> [Written task] Filter the records below for the word "document". Copy each line that holds it.

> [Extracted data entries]
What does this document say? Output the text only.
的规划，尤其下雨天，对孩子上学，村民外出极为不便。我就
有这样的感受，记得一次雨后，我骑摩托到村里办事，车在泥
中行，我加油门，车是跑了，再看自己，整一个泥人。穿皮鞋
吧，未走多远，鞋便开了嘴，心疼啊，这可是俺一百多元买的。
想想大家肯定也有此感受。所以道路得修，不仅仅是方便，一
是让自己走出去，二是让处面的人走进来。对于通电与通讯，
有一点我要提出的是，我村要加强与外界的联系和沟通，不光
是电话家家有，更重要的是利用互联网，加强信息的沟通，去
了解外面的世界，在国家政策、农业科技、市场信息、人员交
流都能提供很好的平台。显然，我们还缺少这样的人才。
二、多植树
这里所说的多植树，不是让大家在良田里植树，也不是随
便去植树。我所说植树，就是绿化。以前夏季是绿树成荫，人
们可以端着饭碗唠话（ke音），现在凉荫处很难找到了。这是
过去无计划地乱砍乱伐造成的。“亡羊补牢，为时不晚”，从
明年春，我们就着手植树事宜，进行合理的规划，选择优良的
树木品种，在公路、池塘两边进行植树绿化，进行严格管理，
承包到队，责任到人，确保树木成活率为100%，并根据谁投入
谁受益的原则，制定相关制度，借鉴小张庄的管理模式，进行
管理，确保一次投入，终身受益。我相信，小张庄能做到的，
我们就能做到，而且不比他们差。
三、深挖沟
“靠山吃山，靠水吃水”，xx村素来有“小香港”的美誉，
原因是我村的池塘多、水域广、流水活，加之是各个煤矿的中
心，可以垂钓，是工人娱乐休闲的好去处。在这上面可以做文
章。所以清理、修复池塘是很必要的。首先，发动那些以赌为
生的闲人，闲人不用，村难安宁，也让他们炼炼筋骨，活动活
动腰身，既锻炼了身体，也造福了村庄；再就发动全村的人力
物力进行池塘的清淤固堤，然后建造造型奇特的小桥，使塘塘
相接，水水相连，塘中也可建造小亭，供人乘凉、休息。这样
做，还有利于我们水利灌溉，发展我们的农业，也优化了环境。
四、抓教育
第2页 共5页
==
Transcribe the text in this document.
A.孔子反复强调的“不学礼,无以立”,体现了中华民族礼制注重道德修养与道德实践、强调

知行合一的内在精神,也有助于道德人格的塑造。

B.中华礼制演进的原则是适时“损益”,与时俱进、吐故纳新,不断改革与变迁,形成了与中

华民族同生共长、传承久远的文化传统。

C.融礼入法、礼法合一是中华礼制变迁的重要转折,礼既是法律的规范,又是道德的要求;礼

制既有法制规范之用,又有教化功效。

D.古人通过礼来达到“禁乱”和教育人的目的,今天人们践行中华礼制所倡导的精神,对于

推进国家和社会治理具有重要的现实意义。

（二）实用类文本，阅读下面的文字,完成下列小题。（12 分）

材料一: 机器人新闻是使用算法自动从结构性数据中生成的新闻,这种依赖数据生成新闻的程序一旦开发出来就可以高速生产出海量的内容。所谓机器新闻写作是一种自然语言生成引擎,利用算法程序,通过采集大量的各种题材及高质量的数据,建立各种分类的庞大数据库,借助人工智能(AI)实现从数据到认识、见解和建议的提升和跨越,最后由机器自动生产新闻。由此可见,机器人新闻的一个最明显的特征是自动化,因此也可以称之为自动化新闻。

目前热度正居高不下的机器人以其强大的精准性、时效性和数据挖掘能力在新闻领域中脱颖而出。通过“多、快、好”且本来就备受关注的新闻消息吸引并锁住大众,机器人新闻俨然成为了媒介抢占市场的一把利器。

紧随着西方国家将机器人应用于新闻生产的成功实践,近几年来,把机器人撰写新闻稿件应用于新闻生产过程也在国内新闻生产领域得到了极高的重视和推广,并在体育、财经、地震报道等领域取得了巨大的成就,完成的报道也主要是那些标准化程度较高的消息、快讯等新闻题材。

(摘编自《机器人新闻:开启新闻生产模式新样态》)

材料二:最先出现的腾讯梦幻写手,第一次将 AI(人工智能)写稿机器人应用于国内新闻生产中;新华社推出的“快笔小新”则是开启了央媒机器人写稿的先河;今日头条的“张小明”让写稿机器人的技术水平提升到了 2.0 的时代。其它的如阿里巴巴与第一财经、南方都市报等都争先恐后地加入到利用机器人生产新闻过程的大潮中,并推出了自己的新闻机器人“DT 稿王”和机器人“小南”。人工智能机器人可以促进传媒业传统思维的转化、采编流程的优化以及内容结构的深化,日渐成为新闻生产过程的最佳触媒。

> [Task result]
What does this document say? Output the text only.
Transcribe the text in this document.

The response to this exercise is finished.